[Extracts from a graphics dataset]
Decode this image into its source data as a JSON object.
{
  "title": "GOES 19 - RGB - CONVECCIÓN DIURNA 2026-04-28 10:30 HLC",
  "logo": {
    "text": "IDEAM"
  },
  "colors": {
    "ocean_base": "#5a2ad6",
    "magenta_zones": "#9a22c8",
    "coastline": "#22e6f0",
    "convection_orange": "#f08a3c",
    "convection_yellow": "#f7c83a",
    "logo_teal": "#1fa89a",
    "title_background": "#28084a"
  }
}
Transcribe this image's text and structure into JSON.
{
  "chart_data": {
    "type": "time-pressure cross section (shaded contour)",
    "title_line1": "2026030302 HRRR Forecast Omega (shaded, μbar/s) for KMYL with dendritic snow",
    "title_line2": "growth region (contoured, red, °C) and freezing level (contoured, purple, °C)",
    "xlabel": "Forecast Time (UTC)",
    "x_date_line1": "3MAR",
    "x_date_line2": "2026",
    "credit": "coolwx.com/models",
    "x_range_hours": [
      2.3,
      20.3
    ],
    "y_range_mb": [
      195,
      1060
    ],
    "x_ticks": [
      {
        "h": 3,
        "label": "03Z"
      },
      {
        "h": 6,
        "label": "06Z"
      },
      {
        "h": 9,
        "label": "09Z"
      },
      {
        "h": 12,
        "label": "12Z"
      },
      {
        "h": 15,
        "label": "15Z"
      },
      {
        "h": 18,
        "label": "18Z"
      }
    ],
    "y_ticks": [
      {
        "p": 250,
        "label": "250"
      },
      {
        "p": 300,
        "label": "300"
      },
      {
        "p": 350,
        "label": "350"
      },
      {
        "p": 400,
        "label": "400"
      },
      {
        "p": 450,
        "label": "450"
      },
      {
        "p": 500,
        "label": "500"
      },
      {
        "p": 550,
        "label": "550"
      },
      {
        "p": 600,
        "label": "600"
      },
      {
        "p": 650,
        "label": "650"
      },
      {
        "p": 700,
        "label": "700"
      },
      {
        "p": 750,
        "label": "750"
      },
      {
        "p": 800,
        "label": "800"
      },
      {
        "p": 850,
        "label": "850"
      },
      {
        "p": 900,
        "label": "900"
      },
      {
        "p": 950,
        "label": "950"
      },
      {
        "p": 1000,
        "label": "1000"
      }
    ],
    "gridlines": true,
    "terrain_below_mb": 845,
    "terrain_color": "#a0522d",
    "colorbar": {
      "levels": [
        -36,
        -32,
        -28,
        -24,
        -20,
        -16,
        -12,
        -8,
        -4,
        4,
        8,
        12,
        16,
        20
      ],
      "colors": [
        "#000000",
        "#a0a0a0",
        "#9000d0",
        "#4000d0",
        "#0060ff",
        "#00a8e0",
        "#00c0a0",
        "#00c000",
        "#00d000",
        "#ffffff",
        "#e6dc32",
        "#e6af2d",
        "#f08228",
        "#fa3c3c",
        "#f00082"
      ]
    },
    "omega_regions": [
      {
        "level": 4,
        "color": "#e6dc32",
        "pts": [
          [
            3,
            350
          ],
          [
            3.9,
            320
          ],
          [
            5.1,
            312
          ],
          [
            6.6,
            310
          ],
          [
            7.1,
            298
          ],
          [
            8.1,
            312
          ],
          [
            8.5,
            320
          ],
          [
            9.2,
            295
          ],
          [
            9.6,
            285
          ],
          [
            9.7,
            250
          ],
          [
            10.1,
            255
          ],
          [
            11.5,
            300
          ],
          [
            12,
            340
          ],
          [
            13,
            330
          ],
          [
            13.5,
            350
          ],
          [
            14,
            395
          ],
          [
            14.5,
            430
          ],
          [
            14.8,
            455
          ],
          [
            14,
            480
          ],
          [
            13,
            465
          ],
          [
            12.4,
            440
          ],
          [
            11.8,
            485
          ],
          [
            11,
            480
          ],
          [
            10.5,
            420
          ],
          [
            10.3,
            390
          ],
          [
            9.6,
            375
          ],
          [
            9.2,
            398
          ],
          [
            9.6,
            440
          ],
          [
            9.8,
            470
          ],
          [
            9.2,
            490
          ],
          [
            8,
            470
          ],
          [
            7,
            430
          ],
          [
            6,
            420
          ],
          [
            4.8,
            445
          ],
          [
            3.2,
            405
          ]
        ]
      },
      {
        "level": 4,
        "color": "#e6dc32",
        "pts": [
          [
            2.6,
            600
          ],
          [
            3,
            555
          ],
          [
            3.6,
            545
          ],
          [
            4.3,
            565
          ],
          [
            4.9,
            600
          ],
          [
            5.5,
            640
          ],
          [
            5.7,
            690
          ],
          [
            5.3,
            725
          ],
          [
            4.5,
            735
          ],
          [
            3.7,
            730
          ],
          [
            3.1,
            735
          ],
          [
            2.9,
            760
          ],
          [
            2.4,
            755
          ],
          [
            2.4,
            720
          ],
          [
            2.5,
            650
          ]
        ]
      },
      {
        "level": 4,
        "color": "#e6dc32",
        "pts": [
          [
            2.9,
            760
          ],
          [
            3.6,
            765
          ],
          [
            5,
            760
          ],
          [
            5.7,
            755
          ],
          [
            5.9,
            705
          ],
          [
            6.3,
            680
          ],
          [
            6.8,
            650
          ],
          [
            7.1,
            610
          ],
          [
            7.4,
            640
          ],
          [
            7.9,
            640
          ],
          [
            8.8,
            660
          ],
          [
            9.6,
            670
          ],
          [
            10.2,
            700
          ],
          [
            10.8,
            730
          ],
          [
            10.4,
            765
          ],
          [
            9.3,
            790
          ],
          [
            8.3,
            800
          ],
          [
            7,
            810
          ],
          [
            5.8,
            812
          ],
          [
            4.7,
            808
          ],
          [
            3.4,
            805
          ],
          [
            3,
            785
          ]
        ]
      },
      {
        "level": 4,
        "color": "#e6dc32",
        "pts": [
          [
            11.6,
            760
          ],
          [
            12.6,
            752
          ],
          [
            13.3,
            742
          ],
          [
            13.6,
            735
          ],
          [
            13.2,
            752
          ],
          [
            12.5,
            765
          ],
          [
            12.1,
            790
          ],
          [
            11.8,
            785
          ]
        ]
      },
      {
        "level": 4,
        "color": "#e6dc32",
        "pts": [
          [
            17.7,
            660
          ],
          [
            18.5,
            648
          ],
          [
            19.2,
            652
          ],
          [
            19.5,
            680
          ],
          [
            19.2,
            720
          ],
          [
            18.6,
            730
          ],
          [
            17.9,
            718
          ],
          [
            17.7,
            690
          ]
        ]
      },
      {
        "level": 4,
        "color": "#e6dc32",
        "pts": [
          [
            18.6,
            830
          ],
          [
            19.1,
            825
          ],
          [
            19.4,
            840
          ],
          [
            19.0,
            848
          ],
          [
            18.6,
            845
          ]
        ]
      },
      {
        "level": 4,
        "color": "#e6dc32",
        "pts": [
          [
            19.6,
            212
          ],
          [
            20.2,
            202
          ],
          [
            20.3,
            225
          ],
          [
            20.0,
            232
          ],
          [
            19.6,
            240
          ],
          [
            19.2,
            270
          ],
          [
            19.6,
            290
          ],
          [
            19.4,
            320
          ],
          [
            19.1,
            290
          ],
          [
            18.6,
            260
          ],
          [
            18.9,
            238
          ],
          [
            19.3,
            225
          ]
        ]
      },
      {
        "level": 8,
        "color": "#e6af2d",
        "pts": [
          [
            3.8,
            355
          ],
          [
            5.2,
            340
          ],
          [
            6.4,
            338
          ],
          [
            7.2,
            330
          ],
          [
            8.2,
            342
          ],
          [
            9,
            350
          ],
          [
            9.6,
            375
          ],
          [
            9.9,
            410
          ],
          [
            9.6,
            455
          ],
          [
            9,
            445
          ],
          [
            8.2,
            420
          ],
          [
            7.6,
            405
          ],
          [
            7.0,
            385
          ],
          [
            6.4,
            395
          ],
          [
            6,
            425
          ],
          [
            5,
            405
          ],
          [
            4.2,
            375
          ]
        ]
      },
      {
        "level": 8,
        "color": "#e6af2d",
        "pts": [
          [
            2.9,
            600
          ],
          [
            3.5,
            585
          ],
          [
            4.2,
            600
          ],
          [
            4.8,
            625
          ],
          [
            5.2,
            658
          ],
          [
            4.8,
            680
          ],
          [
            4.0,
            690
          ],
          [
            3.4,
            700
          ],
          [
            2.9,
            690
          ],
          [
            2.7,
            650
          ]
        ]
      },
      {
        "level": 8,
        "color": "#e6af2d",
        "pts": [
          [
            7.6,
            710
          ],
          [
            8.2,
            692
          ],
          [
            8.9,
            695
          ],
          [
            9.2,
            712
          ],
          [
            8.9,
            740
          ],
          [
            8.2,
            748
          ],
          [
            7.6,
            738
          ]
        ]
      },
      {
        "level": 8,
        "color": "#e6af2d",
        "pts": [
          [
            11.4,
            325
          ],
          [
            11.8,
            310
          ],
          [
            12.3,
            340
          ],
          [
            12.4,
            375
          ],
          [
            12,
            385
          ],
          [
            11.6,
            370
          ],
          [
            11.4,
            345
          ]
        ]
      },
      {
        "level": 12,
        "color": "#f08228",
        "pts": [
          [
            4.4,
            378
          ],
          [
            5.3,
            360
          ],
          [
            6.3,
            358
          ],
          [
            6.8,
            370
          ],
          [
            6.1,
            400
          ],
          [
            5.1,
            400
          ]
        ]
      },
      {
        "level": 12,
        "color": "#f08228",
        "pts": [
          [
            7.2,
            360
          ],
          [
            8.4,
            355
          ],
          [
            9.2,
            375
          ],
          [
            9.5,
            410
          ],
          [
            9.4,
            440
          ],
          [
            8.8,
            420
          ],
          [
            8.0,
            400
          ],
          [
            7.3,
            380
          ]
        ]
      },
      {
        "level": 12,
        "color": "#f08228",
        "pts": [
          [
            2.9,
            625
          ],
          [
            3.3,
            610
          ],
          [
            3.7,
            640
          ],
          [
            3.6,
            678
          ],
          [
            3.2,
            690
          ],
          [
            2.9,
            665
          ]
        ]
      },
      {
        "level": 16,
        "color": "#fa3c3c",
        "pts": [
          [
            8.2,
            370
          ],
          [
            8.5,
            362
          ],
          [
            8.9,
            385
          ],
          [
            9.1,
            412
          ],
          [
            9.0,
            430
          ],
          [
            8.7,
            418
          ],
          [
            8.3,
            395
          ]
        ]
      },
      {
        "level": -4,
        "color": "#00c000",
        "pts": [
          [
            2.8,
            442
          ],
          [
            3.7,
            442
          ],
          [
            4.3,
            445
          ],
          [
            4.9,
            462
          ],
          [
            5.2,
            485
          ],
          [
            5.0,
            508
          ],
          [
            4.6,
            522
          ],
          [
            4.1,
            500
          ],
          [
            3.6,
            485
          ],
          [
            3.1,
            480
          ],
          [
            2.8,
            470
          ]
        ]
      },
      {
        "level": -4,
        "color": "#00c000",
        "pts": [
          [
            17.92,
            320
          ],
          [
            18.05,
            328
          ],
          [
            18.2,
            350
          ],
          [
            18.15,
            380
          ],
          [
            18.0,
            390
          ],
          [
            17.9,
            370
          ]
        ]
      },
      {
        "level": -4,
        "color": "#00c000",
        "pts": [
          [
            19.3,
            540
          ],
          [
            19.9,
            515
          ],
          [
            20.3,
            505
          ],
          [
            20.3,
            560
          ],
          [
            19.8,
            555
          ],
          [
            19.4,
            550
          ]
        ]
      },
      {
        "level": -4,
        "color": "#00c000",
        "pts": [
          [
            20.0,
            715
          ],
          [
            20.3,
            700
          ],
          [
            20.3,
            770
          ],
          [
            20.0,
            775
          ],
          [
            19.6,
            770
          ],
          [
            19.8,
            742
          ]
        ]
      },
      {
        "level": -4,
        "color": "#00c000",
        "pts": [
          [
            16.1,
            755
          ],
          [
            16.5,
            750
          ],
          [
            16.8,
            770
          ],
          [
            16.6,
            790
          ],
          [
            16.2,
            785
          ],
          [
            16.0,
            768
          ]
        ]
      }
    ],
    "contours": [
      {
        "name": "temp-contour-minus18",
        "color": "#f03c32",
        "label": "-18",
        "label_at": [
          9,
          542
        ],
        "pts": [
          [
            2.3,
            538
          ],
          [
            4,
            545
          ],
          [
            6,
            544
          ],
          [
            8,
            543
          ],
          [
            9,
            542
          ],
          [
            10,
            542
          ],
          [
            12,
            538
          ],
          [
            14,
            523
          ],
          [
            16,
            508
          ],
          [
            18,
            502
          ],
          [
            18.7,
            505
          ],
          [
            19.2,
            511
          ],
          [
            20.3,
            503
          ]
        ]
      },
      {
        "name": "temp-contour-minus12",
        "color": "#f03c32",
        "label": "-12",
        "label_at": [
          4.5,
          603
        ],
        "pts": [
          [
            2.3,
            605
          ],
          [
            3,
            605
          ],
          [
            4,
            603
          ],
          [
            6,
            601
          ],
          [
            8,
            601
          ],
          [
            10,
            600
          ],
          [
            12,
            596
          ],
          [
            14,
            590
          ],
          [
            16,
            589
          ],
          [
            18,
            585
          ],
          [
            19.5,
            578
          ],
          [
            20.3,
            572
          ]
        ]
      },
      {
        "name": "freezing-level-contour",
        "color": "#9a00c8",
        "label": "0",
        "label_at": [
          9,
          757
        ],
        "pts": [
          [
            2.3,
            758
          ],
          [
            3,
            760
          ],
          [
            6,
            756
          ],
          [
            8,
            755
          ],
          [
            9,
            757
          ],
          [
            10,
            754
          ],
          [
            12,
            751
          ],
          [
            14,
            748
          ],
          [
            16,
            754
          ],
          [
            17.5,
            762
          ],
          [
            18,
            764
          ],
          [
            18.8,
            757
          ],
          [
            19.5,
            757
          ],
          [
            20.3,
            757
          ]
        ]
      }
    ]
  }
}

Problem >>
Within the data above, count the lines that contain the string "text"; the reply is the number alone.

Response to the exercise >>
2